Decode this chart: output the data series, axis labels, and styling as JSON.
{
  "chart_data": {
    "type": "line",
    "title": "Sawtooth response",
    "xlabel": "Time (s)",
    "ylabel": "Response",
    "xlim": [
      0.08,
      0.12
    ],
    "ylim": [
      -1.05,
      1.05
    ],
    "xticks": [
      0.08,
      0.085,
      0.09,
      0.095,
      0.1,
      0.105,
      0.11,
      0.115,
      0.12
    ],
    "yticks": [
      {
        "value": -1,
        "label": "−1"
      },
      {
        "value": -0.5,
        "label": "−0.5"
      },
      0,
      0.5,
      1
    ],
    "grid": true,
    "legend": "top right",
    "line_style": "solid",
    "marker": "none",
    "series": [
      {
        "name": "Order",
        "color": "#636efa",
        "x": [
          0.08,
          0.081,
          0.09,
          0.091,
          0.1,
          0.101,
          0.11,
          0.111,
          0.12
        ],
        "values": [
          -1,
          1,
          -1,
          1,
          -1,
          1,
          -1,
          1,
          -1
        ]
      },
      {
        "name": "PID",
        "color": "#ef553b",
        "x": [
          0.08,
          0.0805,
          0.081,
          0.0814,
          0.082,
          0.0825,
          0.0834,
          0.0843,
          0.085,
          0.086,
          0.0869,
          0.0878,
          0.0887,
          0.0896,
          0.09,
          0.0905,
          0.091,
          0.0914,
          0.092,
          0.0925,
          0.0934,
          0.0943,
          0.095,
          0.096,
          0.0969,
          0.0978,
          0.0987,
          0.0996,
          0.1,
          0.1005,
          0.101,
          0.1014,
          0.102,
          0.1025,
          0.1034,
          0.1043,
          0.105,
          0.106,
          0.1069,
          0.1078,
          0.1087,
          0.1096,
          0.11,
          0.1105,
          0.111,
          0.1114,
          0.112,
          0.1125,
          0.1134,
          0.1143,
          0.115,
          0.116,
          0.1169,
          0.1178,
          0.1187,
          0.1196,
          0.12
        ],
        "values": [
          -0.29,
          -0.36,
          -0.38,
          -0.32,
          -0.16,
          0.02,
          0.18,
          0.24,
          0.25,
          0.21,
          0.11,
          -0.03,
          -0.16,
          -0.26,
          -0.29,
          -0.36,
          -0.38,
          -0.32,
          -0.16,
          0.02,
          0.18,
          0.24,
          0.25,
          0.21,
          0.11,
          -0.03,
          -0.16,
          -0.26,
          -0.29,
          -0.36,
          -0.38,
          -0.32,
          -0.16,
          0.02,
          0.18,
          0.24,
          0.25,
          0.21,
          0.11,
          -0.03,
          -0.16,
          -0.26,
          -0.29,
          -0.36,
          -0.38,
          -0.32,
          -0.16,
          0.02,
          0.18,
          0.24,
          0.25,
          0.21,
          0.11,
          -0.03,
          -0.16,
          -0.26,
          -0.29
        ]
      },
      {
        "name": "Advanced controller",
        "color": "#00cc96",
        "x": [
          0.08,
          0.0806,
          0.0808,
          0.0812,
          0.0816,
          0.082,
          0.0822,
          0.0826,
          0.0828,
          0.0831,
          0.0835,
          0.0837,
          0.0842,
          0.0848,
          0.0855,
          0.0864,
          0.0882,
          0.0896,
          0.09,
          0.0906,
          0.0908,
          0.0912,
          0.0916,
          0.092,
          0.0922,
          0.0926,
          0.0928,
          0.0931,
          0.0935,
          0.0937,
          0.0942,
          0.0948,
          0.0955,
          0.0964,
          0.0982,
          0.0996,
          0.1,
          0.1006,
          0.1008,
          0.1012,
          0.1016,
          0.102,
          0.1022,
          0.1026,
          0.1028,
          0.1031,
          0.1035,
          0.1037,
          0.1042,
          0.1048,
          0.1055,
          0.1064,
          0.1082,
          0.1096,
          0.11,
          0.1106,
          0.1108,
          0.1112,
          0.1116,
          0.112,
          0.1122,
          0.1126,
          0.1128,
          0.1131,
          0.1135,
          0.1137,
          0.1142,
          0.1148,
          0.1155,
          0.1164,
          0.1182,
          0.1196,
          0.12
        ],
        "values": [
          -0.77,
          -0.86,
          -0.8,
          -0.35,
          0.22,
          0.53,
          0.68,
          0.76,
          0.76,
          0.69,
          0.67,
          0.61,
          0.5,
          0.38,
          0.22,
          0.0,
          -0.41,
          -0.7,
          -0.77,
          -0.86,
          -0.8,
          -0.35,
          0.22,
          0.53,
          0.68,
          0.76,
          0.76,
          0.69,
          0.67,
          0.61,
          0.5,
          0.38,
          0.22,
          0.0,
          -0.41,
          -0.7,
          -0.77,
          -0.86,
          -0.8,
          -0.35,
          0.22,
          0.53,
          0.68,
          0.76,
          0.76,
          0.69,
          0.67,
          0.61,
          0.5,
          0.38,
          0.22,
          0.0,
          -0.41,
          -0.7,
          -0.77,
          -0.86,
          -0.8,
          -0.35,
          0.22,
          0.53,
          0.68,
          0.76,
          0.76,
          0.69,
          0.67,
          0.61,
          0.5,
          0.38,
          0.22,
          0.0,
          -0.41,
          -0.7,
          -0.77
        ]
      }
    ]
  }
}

_STATED TASK:_ Reproduce the complete set of lines precisely as supplied.

_FINAL RESULT:_
Decode this chart: output the data series, axis labels, and styling as JSON.
{
  "chart_data": {
    "type": "line",
    "title": "Sawtooth response",
    "xlabel": "Time (s)",
    "ylabel": "Response",
    "xlim": [
      0.08,
      0.12
    ],
    "ylim": [
      -1.05,
      1.05
    ],
    "xticks": [
      0.08,
      0.085,
      0.09,
      0.095,
      0.1,
      0.105,
      0.11,
      0.115,
      0.12
    ],
    "yticks": [
      {
        "value": -1,
        "label": "−1"
      },
      {
        "value": -0.5,
        "label": "−0.5"
      },
      0,
      0.5,
      1
    ],
    "grid": true,
    "legend": "top right",
    "line_style": "solid",
    "marker": "none",
    "series": [
      {
        "name": "Order",
        "color": "#636efa",
        "x": [
          0.08,
          0.081,
          0.09,
          0.091,
          0.1,
          0.101,
          0.11,
          0.111,
          0.12
        ],
        "values": [
          -1,
          1,
          -1,
          1,
          -1,
          1,
          -1,
          1,
          -1
        ]
      },
      {
        "name": "PID",
        "color": "#ef553b",
        "x": [
          0.08,
          0.0805,
          0.081,
          0.0814,
          0.082,
          0.0825,
          0.0834,
          0.0843,
          0.085,
          0.086,
          0.0869,
          0.0878,
          0.0887,
          0.0896,
          0.09,
          0.0905,
          0.091,
          0.0914,
          0.092,
          0.0925,
          0.0934,
          0.0943,
          0.095,
          0.096,
          0.0969,
          0.0978,
          0.0987,
          0.0996,
          0.1,
          0.1005,
          0.101,
          0.1014,
          0.102,
          0.1025,
          0.1034,
          0.1043,
          0.105,
          0.106,
          0.1069,
          0.1078,
          0.1087,
          0.1096,
          0.11,
          0.1105,
          0.111,
          0.1114,
          0.112,
          0.1125,
          0.1134,
          0.1143,
          0.115,
          0.116,
          0.1169,
          0.1178,
          0.1187,
          0.1196,
          0.12
        ],
        "values": [
          -0.29,
          -0.36,
          -0.38,
          -0.32,
          -0.16,
          0.02,
          0.18,
          0.24,
          0.25,
          0.21,
          0.11,
          -0.03,
          -0.16,
          -0.26,
          -0.29,
          -0.36,
          -0.38,
          -0.32,
          -0.16,
          0.02,
          0.18,
          0.24,
          0.25,
          0.21,
          0.11,
          -0.03,
          -0.16,
          -0.26,
          -0.29,
          -0.36,
          -0.38,
          -0.32,
          -0.16,
          0.02,
          0.18,
          0.24,
          0.25,
          0.21,
          0.11,
          -0.03,
          -0.16,
          -0.26,
          -0.29,
          -0.36,
          -0.38,
          -0.32,
          -0.16,
          0.02,
          0.18,
          0.24,
          0.25,
          0.21,
          0.11,
          -0.03,
          -0.16,
          -0.26,
          -0.29
        ]
      },
      {
        "name": "Advanced controller",
        "color": "#00cc96",
        "x": [
          0.08,
          0.0806,
          0.0808,
          0.0812,
          0.0816,
          0.082,
          0.0822,
          0.0826,
          0.0828,
          0.0831,
          0.0835,
          0.0837,
          0.0842,
          0.0848,
          0.0855,
          0.0864,
          0.0882,
          0.0896,
          0.09,
          0.0906,
          0.0908,
          0.0912,
          0.0916,
          0.092,
          0.0922,
          0.0926,
          0.0928,
          0.0931,
          0.0935,
          0.0937,
          0.0942,
          0.0948,
          0.0955,
          0.0964,
          0.0982,
          0.0996,
          0.1,
          0.1006,
          0.1008,
          0.1012,
          0.1016,
          0.102,
          0.1022,
          0.1026,
          0.1028,
          0.1031,
          0.1035,
          0.1037,
          0.1042,
          0.1048,
          0.1055,
          0.1064,
          0.1082,
          0.1096,
          0.11,
          0.1106,
          0.1108,
          0.1112,
          0.1116,
          0.112,
          0.1122,
          0.1126,
          0.1128,
          0.1131,
          0.1135,
          0.1137,
          0.1142,
          0.1148,
          0.1155,
          0.1164,
          0.1182,
          0.1196,
          0.12
        ],
        "values": [
          -0.77,
          -0.86,
          -0.8,
          -0.35,
          0.22,
          0.53,
          0.68,
          0.76,
          0.76,
          0.69,
          0.67,
          0.61,
          0.5,
          0.38,
          0.22,
          0.0,
          -0.41,
          -0.7,
          -0.77,
          -0.86,
          -0.8,
          -0.35,
          0.22,
          0.53,
          0.68,
          0.76,
          0.76,
          0.69,
          0.67,
          0.61,
          0.5,
          0.38,
          0.22,
          0.0,
          -0.41,
          -0.7,
          -0.77,
          -0.86,
          -0.8,
          -0.35,
          0.22,
          0.53,
          0.68,
          0.76,
          0.76,
          0.69,
          0.67,
          0.61,
          0.5,
          0.38,
          0.22,
          0.0,
          -0.41,
          -0.7,
          -0.77,
          -0.86,
          -0.8,
          -0.35,
          0.22,
          0.53,
          0.68,
          0.76,
          0.76,
          0.69,
          0.67,
          0.61,
          0.5,
          0.38,
          0.22,
          0.0,
          -0.41,
          -0.7,
          -0.77
        ]
      }
    ]
  }
}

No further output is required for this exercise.